▶ Given request
Lines containing the word "不同意拨付参赛补助资金" should be extracted in full.

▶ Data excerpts
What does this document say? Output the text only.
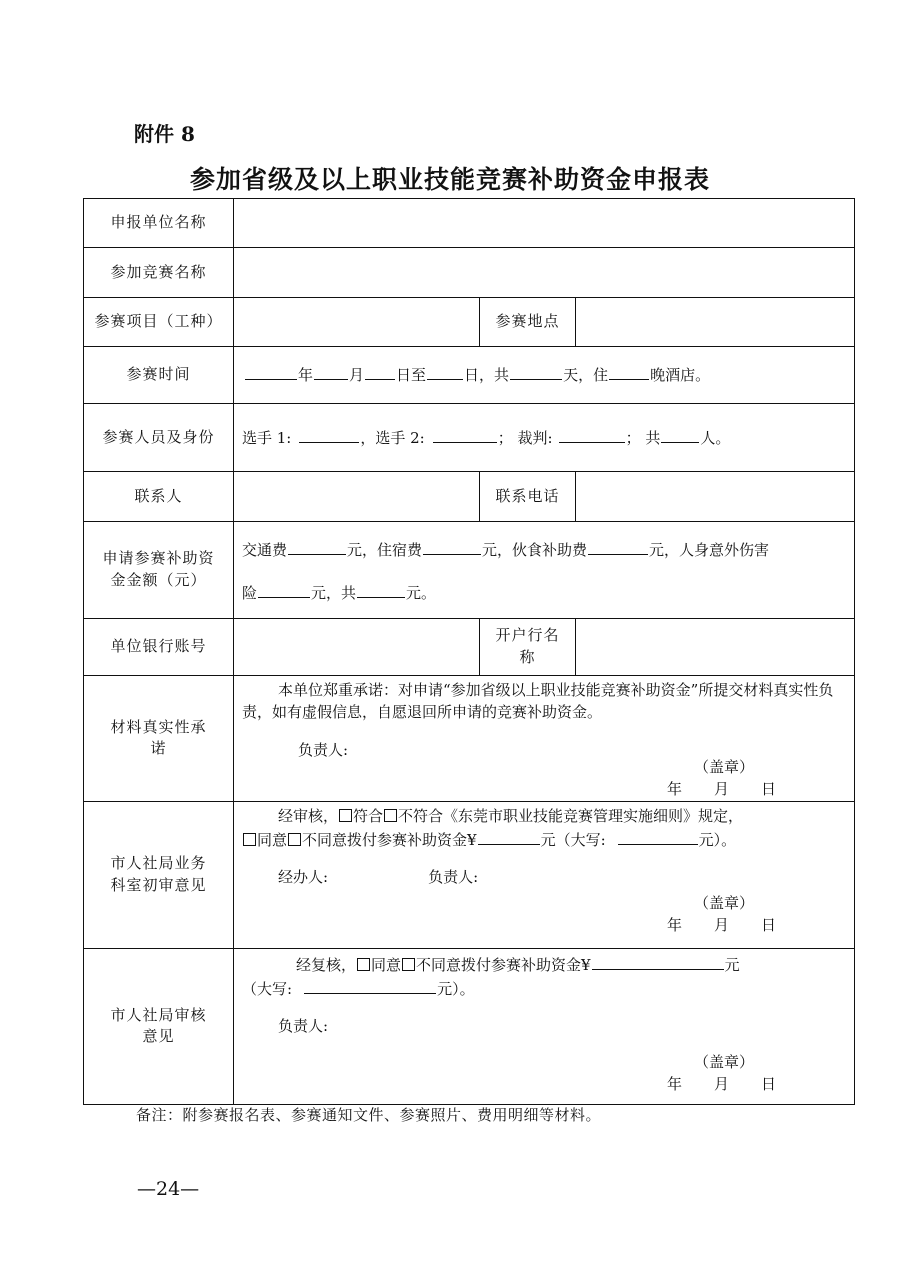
附件 8
参加省级及以上职业技能竞赛补助资金申报表
申报单位名称			
参加竞赛名称			
参赛项目（工种）		参赛地点	
参赛时间	年 月 日至 日，共 天，住 晚酒店。		

参赛人员及身份	选手 1: ，选手 2: ； 裁判: ； 共 人。		

联系人		联系电话	
申请参赛补助资金金额（元）	交通费 元，住宿费 元，伙食补助费 元，人身意外伤害
险 元，共 元。		

单位银行账号		开户行名称	
材料真实性承诺	本单位郑重承诺：对申请“参加省级以上职业技能竞赛补助资金”所提交材料真实性负责，如有虚假信息，自愿退回所申请的竞赛补助资金。
负责人:
（盖章）
年 月 日		

市人社局业务科室初审意见	经审核， 符合 不符合《东莞市职业技能竞赛管理实施细则》规定，
同意 不同意拨付参赛补助资金¥ 元（大写: 元）。
经办人: 负责人:
（盖章）
年 月 日		

市人社局审核意见	经复核， 同意 不同意拨付参赛补助资金¥ 元
（大写: 元）。
负责人:
（盖章）
年 月 日		
备注：附参赛报名表、参赛通知文件、参赛照片、费用明细等材料。
—24—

▶ Solution below
同意 不同意拨付参赛补助资金¥ 元（大写: 元）。
市人社局审核意见	经复核， 同意 不同意拨付参赛补助资金¥ 元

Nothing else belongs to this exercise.